**LISTING**:
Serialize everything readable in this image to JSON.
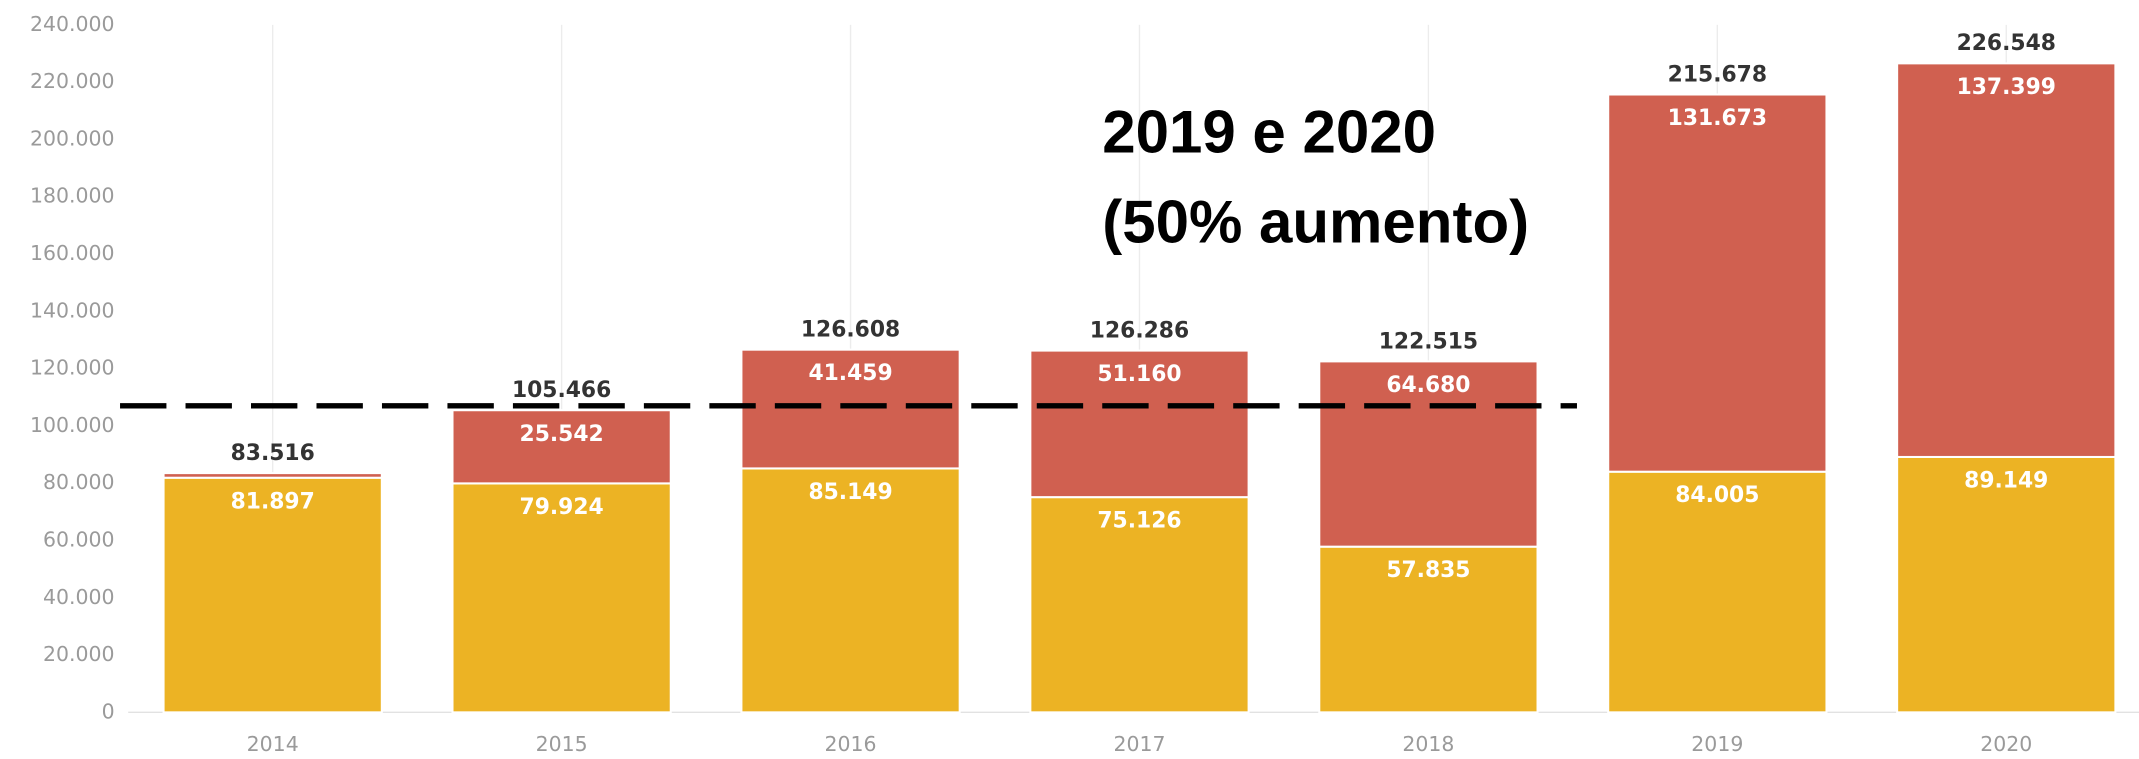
{
  "chart_data": {
    "type": "stacked_bar",
    "categories": [
      "2014",
      "2015",
      "2016",
      "2017",
      "2018",
      "2019",
      "2020"
    ],
    "series": [
      {
        "color": "#ecb324",
        "values": [
          81897,
          79924,
          85149,
          75126,
          57835,
          84005,
          89149
        ],
        "value_labels": [
          "81.897",
          "79.924",
          "85.149",
          "75.126",
          "57.835",
          "84.005",
          "89.149"
        ]
      },
      {
        "color": "#d06050",
        "values": [
          1619,
          25542,
          41459,
          51160,
          64680,
          131673,
          137399
        ],
        "value_labels": [
          null,
          "25.542",
          "41.459",
          "51.160",
          "64.680",
          "131.673",
          "137.399"
        ]
      }
    ],
    "totals": {
      "values": [
        83516,
        105466,
        126608,
        126286,
        122515,
        215678,
        226548
      ],
      "value_labels": [
        "83.516",
        "105.466",
        "126.608",
        "126.286",
        "122.515",
        "215.678",
        "226.548"
      ]
    },
    "ylim": [
      0,
      240000
    ],
    "yticks": [
      0,
      {
        "value": 20000,
        "label": "20.000"
      },
      {
        "value": 40000,
        "label": "40.000"
      },
      {
        "value": 60000,
        "label": "60.000"
      },
      {
        "value": 80000,
        "label": "80.000"
      },
      {
        "value": 100000,
        "label": "100.000"
      },
      {
        "value": 120000,
        "label": "120.000"
      },
      {
        "value": 140000,
        "label": "140.000"
      },
      {
        "value": 160000,
        "label": "160.000"
      },
      {
        "value": 180000,
        "label": "180.000"
      },
      {
        "value": 200000,
        "label": "200.000"
      },
      {
        "value": 220000,
        "label": "220.000"
      },
      {
        "value": 240000,
        "label": "240.000"
      }
    ],
    "annotation": [
      "2019 e 2020",
      "(50% aumento)"
    ],
    "reference_line": {
      "value": 107000,
      "color": "#000000"
    },
    "grid": "x"
  }
}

**WHAT TO WORK ON**:
Copy the records exactly. Skip the pictures.

**ANSWER TO THE TASK**:
Serialize everything readable in this image to JSON.
{
  "chart_data": {
    "type": "stacked_bar",
    "categories": [
      "2014",
      "2015",
      "2016",
      "2017",
      "2018",
      "2019",
      "2020"
    ],
    "series": [
      {
        "color": "#ecb324",
        "values": [
          81897,
          79924,
          85149,
          75126,
          57835,
          84005,
          89149
        ],
        "value_labels": [
          "81.897",
          "79.924",
          "85.149",
          "75.126",
          "57.835",
          "84.005",
          "89.149"
        ]
      },
      {
        "color": "#d06050",
        "values": [
          1619,
          25542,
          41459,
          51160,
          64680,
          131673,
          137399
        ],
        "value_labels": [
          null,
          "25.542",
          "41.459",
          "51.160",
          "64.680",
          "131.673",
          "137.399"
        ]
      }
    ],
    "totals": {
      "values": [
        83516,
        105466,
        126608,
        126286,
        122515,
        215678,
        226548
      ],
      "value_labels": [
        "83.516",
        "105.466",
        "126.608",
        "126.286",
        "122.515",
        "215.678",
        "226.548"
      ]
    },
    "ylim": [
      0,
      240000
    ],
    "yticks": [
      0,
      {
        "value": 20000,
        "label": "20.000"
      },
      {
        "value": 40000,
        "label": "40.000"
      },
      {
        "value": 60000,
        "label": "60.000"
      },
      {
        "value": 80000,
        "label": "80.000"
      },
      {
        "value": 100000,
        "label": "100.000"
      },
      {
        "value": 120000,
        "label": "120.000"
      },
      {
        "value": 140000,
        "label": "140.000"
      },
      {
        "value": 160000,
        "label": "160.000"
      },
      {
        "value": 180000,
        "label": "180.000"
      },
      {
        "value": 200000,
        "label": "200.000"
      },
      {
        "value": 220000,
        "label": "220.000"
      },
      {
        "value": 240000,
        "label": "240.000"
      }
    ],
    "annotation": [
      "2019 e 2020",
      "(50% aumento)"
    ],
    "reference_line": {
      "value": 107000,
      "color": "#000000"
    },
    "grid": "x"
  }
}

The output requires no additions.